## begin Stored rows

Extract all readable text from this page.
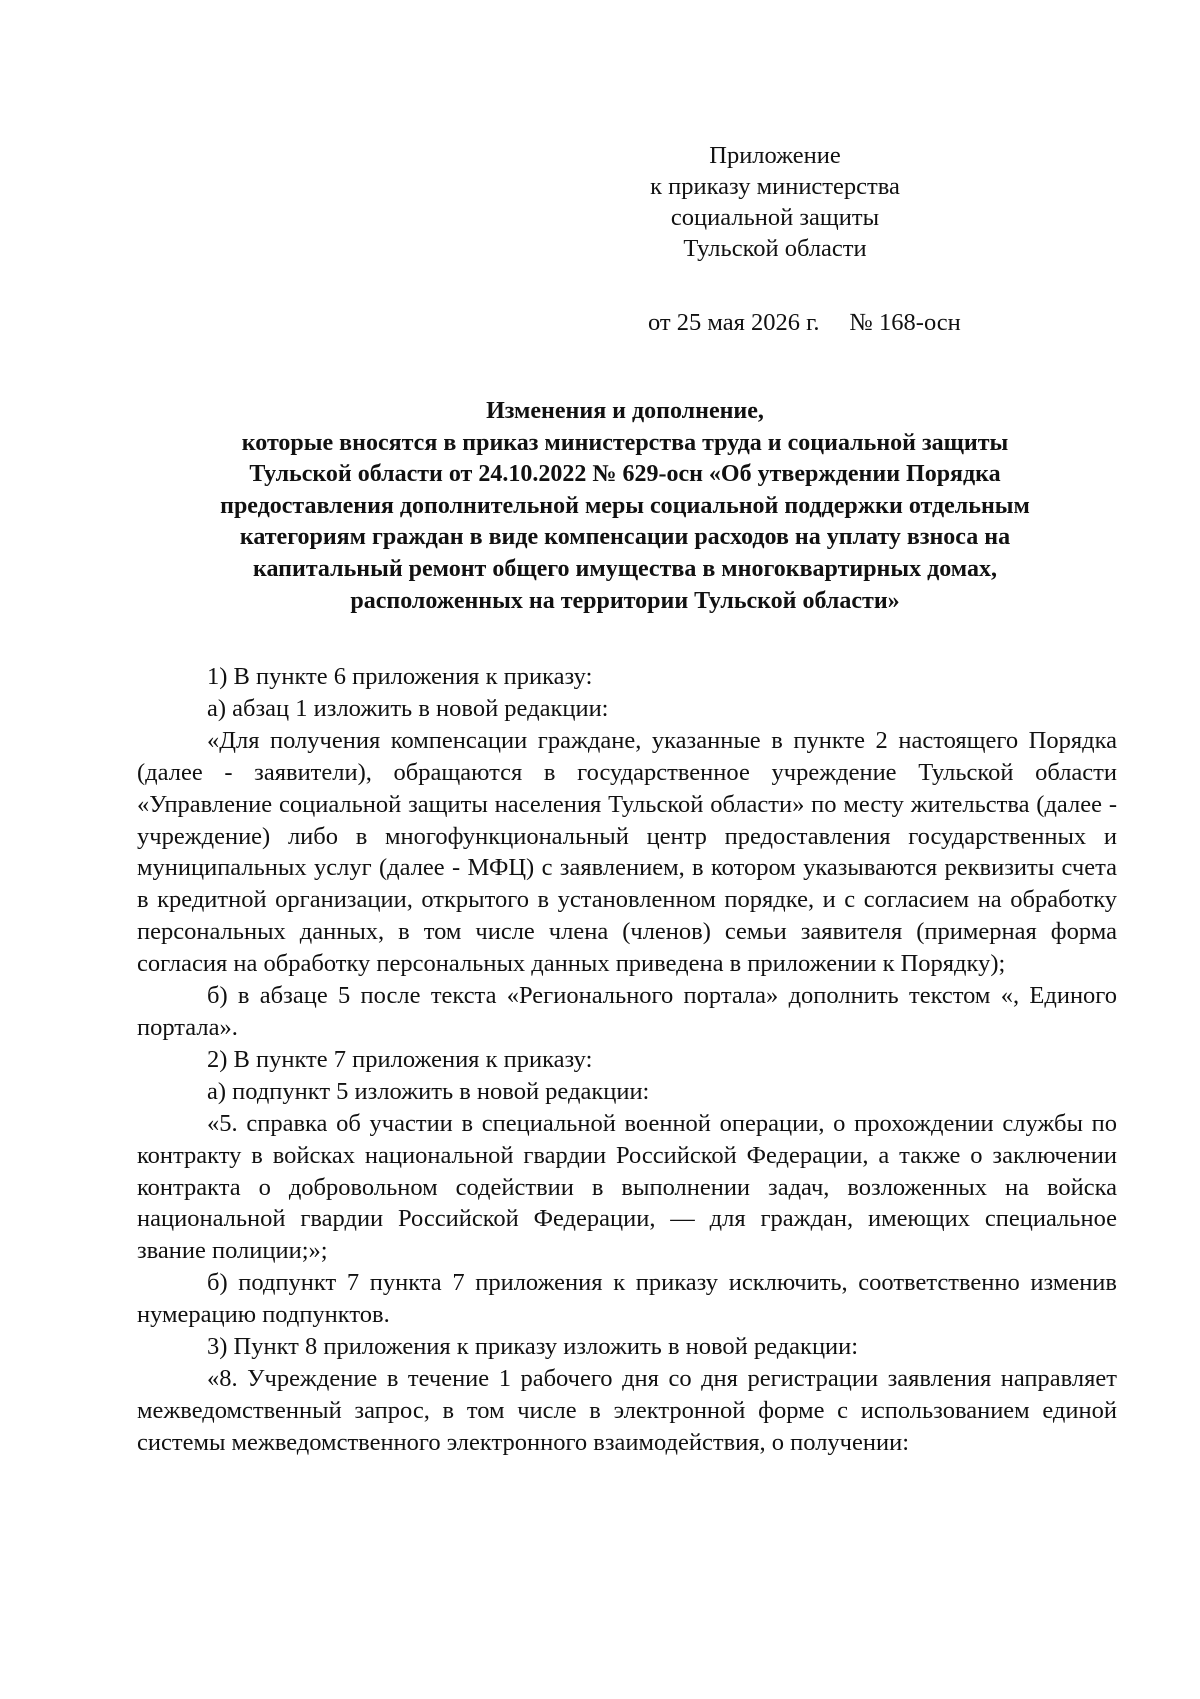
Приложение
к приказу министерства
социальной защиты
Тульской области
от 25 мая 2026 г. № 168-осн
Изменения и дополнение,
которые вносятся в приказ министерства труда и социальной защиты
Тульской области от 24.10.2022 № 629-осн «Об утверждении Порядка
предоставления дополнительной меры социальной поддержки отдельным
категориям граждан в виде компенсации расходов на уплату взноса на
капитальный ремонт общего имущества в многоквартирных домах,
расположенных на территории Тульской области»

1) В пункте 6 приложения к приказу:

а) абзац 1 изложить в новой редакции:

«Для получения компенсации граждане, указанные в пункте 2 настоящего Порядка (далее - заявители), обращаются в государственное учреждение Тульской области «Управление социальной защиты населения Тульской области» по месту жительства (далее - учреждение) либо в многофункциональный центр предоставления государственных и муниципальных услуг (далее - МФЦ) с заявлением, в котором указываются реквизиты счета в кредитной организации, открытого в установленном порядке, и с согласием на обработку персональных данных, в том числе члена (членов) семьи заявителя (примерная форма согласия на обработку персональных данных приведена в приложении к Порядку);

б) в абзаце 5 после текста «Регионального портала» дополнить текстом «, Единого портала».

2) В пункте 7 приложения к приказу:

а) подпункт 5 изложить в новой редакции:

«5. справка об участии в специальной военной операции, о прохождении службы по контракту в войсках национальной гвардии Российской Федерации, а также о заключении контракта о добровольном содействии в выполнении задач, возложенных на войска национальной гвардии Российской Федерации, — для граждан, имеющих специальное звание полиции;»;

б) подпункт 7 пункта 7 приложения к приказу исключить, соответственно изменив нумерацию подпунктов.

3) Пункт 8 приложения к приказу изложить в новой редакции:

«8. Учреждение в течение 1 рабочего дня со дня регистрации заявления направляет межведомственный запрос, в том числе в электронной форме с использованием единой системы межведомственного электронного взаимодействия, о получении:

## end Stored rows

Copy out every line holding the string "числе".

## Task solution
«Для получения компенсации граждане, указанные в пункте 2 настоящего Порядка (далее - заявители), обращаются в государственное учреждение Тульской области «Управление социальной защиты населения Тульской области» по месту жительства (далее - учреждение) либо в многофункциональный центр предоставления государственных и муниципальных услуг (далее - МФЦ) с заявлением, в котором указываются реквизиты счета в кредитной организации, открытого в установленном порядке, и с согласием на обработку персональных данных, в том числе члена (членов) семьи заявителя (примерная форма согласия на обработку персональных данных приведена в приложении к Порядку);
«8. Учреждение в течение 1 рабочего дня со дня регистрации заявления направляет межведомственный запрос, в том числе в электронной форме с использованием единой системы межведомственного электронного взаимодействия, о получении:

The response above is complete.